-- begin Extracted information --

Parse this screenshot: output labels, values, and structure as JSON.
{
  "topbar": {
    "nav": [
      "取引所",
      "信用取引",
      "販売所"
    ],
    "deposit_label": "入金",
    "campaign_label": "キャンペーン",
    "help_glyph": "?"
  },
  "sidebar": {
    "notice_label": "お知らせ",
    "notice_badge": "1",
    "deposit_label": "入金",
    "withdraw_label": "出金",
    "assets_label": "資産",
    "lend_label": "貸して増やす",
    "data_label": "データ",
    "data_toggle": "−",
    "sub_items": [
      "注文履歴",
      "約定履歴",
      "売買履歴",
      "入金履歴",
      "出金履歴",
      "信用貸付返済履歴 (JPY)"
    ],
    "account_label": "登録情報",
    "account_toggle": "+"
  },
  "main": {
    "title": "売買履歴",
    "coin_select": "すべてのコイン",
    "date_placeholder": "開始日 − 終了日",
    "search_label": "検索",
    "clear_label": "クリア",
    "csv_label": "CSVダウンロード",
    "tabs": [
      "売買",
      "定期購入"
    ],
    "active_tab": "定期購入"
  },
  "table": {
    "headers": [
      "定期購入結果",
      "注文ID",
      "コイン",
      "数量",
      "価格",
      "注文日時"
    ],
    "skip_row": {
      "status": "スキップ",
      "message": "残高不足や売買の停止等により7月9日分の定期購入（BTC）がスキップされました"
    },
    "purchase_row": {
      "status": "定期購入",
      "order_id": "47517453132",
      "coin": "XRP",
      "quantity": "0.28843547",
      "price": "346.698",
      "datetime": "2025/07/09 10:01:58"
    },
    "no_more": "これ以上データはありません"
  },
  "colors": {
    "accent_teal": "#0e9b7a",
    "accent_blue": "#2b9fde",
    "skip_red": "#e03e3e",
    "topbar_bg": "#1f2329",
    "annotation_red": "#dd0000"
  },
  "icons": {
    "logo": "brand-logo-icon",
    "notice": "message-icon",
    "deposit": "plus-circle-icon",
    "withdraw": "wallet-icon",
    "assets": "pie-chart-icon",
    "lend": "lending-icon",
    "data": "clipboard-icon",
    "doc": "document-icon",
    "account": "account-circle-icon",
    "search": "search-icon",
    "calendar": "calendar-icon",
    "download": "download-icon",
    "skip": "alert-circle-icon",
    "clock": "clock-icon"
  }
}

-- end Extracted information --

§ **What you have to do**
Each record above should be returned exactly as it appears.

§ **Result of this exercise**
Parse this screenshot: output labels, values, and structure as JSON.
{
  "topbar": {
    "nav": [
      "取引所",
      "信用取引",
      "販売所"
    ],
    "deposit_label": "入金",
    "campaign_label": "キャンペーン",
    "help_glyph": "?"
  },
  "sidebar": {
    "notice_label": "お知らせ",
    "notice_badge": "1",
    "deposit_label": "入金",
    "withdraw_label": "出金",
    "assets_label": "資産",
    "lend_label": "貸して増やす",
    "data_label": "データ",
    "data_toggle": "−",
    "sub_items": [
      "注文履歴",
      "約定履歴",
      "売買履歴",
      "入金履歴",
      "出金履歴",
      "信用貸付返済履歴 (JPY)"
    ],
    "account_label": "登録情報",
    "account_toggle": "+"
  },
  "main": {
    "title": "売買履歴",
    "coin_select": "すべてのコイン",
    "date_placeholder": "開始日 − 終了日",
    "search_label": "検索",
    "clear_label": "クリア",
    "csv_label": "CSVダウンロード",
    "tabs": [
      "売買",
      "定期購入"
    ],
    "active_tab": "定期購入"
  },
  "table": {
    "headers": [
      "定期購入結果",
      "注文ID",
      "コイン",
      "数量",
      "価格",
      "注文日時"
    ],
    "skip_row": {
      "status": "スキップ",
      "message": "残高不足や売買の停止等により7月9日分の定期購入（BTC）がスキップされました"
    },
    "purchase_row": {
      "status": "定期購入",
      "order_id": "47517453132",
      "coin": "XRP",
      "quantity": "0.28843547",
      "price": "346.698",
      "datetime": "2025/07/09 10:01:58"
    },
    "no_more": "これ以上データはありません"
  },
  "colors": {
    "accent_teal": "#0e9b7a",
    "accent_blue": "#2b9fde",
    "skip_red": "#e03e3e",
    "topbar_bg": "#1f2329",
    "annotation_red": "#dd0000"
  },
  "icons": {
    "logo": "brand-logo-icon",
    "notice": "message-icon",
    "deposit": "plus-circle-icon",
    "withdraw": "wallet-icon",
    "assets": "pie-chart-icon",
    "lend": "lending-icon",
    "data": "clipboard-icon",
    "doc": "document-icon",
    "account": "account-circle-icon",
    "search": "search-icon",
    "calendar": "calendar-icon",
    "download": "download-icon",
    "skip": "alert-circle-icon",
    "clock": "clock-icon"
  }
}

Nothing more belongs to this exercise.